**Yapılacaklar**
1. Zevzek Tepesi projesini anlatan yazıda geçen bütün sayıları, her birinin neyi gösterdiğiyle birlikte sırala.
2. Zevzek Tepesi projesiyle ilgili yazıyı son cümlesinden sonra devam ettir.

**Okuma metni**
^^^^^^^^^^^^^^^^

Henüz seçilmeden önce, yani başkan koltuğuna oturmadan hayalini kurduğu Zevzek Tepesi mevkiinde uygulamaya koyduğu projesini şevkle anlatıyor Başkan Sofu. Bizim de gezdiğimiz bölgede düşük bütçeli bir belediye için büyük sayılabilecek yatırım gözle görülür biçimde ilerlemiş. Ardıç, çam ağaçlarının arasında ilçeye hâkim bir yükseltide, 130 dönümlük alanda devam eden projede, planlanan 30 bungalov evden 10’u tamamlanmış. Karavan park ile otopark bitmek üzereydi. Yöre gastronomisinden örnekler sunacak restoran ile kahvaltı salonu ekipmanlarıyla birlikte son dokunuşları bekliyor. Ayrıca küçük bir sahnenin de içinde olacağı çok amaçlı 120 metrekarelik salon kültürel sanatsal etkinliklere mekân olacağı gibi şirket, dernek vb. kurumların barınmalı toplantılarına ev sahipliği yapmaya hazırlanıyor.

 

Zevzek Tepesi Projesi’ni yaşama geçirmek için risk aldıklarını dillendiren Başkan Sofu; doğal, tarihi ve kültürel zenginliğin turistik aktiviteye dönüşmesi gerektiğini anlatırken, “Turist gelecekse önce konaklayacağı, yemek yiyeceği yerleri hazır etmek gerekir. Tüm Çukurova’nın ve Toroslar’ın karavan, çadır, bungalov ve sosyal tesis bütünlüğünü sağlayan tek kompleksini çok kısa zamanda açacağız” diyor. Tesislere çıkan asfalt yol ve altyapı dahil tüm yatırımı kendi olanaklarıyla gerçekleştirdiklerini anımsatan Başkan, “Bizim artımız, ihaleye çıkarmadan, kendi personelimiz ve ekipmanımızla yapmaktır. Düşünülenin çok altında harcamayla bitirme aşamasına geldik” diye ekliyor.

^^^^^^^^^^^^^^^^

**Kayıtlı veriler**
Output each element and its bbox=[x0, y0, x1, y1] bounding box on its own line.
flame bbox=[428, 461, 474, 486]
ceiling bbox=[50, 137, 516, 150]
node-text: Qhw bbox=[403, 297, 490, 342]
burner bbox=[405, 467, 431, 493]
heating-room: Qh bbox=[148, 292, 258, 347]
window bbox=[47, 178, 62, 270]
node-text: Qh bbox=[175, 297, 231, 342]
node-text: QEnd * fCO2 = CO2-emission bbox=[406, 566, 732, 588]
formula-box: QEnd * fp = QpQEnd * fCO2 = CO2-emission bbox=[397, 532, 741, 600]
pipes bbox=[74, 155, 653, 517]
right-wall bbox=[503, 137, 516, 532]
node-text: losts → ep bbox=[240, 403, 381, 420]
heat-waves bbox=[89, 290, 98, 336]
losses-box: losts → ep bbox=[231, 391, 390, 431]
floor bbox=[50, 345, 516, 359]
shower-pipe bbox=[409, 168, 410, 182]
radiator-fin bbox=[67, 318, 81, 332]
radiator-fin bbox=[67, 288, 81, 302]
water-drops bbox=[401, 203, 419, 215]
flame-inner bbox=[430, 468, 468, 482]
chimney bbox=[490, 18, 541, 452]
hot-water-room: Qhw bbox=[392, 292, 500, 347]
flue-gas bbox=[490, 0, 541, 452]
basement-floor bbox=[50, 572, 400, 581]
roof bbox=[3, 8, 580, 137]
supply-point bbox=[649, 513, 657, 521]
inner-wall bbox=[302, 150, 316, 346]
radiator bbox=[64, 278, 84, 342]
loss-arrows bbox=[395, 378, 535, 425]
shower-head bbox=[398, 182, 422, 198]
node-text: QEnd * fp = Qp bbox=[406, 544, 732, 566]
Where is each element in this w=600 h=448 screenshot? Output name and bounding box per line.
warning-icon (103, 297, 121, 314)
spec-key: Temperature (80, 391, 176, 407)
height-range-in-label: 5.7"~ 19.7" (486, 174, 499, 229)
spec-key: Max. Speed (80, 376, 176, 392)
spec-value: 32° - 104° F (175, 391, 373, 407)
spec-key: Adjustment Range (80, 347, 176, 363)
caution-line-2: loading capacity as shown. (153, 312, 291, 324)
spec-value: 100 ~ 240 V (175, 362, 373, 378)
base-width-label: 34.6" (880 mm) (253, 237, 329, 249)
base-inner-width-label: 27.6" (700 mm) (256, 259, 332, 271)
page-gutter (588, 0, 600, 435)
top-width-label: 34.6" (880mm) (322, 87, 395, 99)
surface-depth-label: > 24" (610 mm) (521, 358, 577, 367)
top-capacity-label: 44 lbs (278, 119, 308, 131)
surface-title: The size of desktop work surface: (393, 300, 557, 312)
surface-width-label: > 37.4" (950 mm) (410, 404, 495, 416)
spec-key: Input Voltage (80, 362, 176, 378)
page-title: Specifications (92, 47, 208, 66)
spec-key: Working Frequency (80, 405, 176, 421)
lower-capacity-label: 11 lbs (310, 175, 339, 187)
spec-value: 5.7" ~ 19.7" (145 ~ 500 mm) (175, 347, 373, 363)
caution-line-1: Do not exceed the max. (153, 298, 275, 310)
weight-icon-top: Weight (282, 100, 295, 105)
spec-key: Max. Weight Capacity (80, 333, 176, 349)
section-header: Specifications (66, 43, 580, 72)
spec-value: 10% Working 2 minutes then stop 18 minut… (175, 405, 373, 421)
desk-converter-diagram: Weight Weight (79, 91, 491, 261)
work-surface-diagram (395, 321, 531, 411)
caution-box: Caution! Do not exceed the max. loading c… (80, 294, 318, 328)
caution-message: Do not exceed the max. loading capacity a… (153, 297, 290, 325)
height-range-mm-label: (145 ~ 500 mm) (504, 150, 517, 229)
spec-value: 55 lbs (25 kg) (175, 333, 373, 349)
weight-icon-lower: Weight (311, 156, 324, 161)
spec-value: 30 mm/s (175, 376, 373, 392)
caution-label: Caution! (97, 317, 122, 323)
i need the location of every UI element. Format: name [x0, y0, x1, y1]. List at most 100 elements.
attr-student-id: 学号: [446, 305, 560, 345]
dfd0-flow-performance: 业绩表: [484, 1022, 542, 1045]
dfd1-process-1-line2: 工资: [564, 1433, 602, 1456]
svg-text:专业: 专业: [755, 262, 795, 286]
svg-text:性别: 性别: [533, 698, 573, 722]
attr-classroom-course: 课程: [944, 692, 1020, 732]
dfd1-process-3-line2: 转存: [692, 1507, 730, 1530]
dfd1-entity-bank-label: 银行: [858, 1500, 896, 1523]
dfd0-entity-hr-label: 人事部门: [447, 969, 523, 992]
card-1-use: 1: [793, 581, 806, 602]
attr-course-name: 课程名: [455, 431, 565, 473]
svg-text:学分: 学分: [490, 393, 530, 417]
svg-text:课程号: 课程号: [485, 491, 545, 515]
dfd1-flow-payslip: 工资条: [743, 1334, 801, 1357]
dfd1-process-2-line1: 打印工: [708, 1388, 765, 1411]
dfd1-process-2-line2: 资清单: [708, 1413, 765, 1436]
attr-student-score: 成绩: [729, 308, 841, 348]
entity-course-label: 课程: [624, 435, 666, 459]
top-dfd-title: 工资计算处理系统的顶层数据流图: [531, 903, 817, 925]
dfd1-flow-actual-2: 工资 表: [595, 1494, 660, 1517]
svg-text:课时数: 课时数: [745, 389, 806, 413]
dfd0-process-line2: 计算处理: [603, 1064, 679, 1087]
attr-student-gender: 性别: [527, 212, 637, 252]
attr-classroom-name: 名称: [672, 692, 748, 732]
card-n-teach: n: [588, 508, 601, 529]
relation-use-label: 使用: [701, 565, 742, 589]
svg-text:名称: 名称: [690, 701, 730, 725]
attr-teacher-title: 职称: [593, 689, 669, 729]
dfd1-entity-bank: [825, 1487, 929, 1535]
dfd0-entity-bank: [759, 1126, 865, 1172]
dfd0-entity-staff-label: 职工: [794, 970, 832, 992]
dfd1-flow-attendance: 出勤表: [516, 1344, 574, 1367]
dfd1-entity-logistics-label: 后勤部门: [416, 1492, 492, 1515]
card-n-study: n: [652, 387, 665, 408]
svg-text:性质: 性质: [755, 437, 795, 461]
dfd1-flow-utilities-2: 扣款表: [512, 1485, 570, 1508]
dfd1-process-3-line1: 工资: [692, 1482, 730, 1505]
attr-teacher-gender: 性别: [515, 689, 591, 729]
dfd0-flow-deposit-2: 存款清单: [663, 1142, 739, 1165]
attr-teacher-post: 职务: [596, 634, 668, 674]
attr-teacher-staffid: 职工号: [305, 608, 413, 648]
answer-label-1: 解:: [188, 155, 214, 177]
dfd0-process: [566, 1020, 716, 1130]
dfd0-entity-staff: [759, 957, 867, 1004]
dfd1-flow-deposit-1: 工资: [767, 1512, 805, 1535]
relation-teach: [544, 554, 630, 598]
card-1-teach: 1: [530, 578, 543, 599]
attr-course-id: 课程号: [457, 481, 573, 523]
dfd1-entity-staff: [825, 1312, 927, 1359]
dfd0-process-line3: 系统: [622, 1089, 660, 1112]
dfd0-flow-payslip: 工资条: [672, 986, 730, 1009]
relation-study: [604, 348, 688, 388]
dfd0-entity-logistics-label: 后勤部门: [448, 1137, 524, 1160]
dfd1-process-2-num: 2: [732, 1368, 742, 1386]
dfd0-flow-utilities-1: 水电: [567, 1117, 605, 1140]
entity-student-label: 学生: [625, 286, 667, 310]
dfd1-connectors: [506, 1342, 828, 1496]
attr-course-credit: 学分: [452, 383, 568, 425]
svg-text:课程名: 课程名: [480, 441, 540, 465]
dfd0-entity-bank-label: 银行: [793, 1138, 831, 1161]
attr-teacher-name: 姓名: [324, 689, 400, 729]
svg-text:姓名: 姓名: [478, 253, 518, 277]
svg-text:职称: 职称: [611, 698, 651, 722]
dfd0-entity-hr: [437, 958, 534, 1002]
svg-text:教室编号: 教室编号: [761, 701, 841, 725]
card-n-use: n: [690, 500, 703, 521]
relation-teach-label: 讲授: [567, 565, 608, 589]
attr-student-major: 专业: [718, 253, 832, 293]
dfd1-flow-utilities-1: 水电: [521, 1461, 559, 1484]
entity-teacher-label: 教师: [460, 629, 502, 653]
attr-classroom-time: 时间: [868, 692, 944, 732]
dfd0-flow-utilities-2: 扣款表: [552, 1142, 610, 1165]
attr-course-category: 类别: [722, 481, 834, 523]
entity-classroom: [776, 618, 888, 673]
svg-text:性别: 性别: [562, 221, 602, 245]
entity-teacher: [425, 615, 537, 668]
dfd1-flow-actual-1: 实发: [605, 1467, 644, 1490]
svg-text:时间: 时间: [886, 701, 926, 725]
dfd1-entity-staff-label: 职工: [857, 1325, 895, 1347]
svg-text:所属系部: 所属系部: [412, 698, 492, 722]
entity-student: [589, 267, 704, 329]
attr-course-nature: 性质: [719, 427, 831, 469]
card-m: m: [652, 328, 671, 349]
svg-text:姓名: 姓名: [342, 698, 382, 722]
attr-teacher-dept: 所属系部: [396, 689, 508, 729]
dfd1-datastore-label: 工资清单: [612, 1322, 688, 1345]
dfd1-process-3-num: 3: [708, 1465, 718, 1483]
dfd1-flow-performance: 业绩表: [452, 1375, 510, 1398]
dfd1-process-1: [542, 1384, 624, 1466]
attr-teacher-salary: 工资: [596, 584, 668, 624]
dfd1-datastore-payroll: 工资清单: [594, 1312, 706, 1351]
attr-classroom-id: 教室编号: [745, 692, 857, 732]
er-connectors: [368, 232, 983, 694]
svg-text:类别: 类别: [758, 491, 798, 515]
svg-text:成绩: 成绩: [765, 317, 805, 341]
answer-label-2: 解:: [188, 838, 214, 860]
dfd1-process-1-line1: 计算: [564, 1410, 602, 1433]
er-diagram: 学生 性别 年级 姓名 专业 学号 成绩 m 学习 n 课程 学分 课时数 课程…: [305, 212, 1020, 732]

^^^^^^^^^^^^^^^^

**Görev sonuçları**
1.
- 130: Projenin sürdüğü alanın büyüklüğü (130 dönüm)
- 30: Planlanan bungalov ev sayısı
- 10: Tamamlanan bungalov ev sayısı
- 120: Çok amaçlı salonun büyüklüğü (120 metrekare)

2.
 

 

Mehmet Fatih Sofu, Zevzek Tepesi yatırımını bitirme aşamasına yaklaşmışken yeni bir projeye hazırlandıkları haberini de veriyor. İlçe merkezine 5-6 kilometre uzaklıkta Sığır Yaylası adıyla anılan görece düzlük alanın 200 dönümlük bölümünü Milli Parklar Genel Müdürlüğü’nden kiralamışlar. Çamlıyayla Belediyesi olarak buraya da turizm tesisi yapmak amacındalar.

Genç Başkan’ın halktan bir istemi de var; “Bu kadar konutu turizm potansiyeli olarak kullanmamak doğru değil. Vatandaş da bu yönelim içinde olmalı. Örneğin boş evler dönemsel olarak kiraya verilebilir. Para kazanıldığı görülürse daha büyük yatırımların da geleceği aşikârdır.”

 

“İlk kez 2019’da Belediye Başkanlığı’na aday oldum. Kısmetimizde 2024’te seçilmek varmış” diyen 1982 doğumlu Başkan Sofu’ya seçim vaatlerini ne ölçüde yerine getirdiğini sorduk. Aldığımız yanıt çarpıcı:

“5 yıl için verilen vaatlerin çoğunu ilk 15 ayda gerçekleştirdik. Çamlıyayla tarihinde ilk kez 5 kilometre parke yol döşerken 10 kilometre de asfalt yaptık. Oluşturduğumuz aşevinde yardıma muhtaç 100 hemşerimize günlük yemeğini evlerine ulaştırıyoruz. Cenazesi olan ailelere ilk günün toplu yemeği de buradan sağlanıyor.

Oluşturduğumuz sağlık ekibinde bir araç ve hemşireyle evlerde sağlık hizmetleri veriyoruz.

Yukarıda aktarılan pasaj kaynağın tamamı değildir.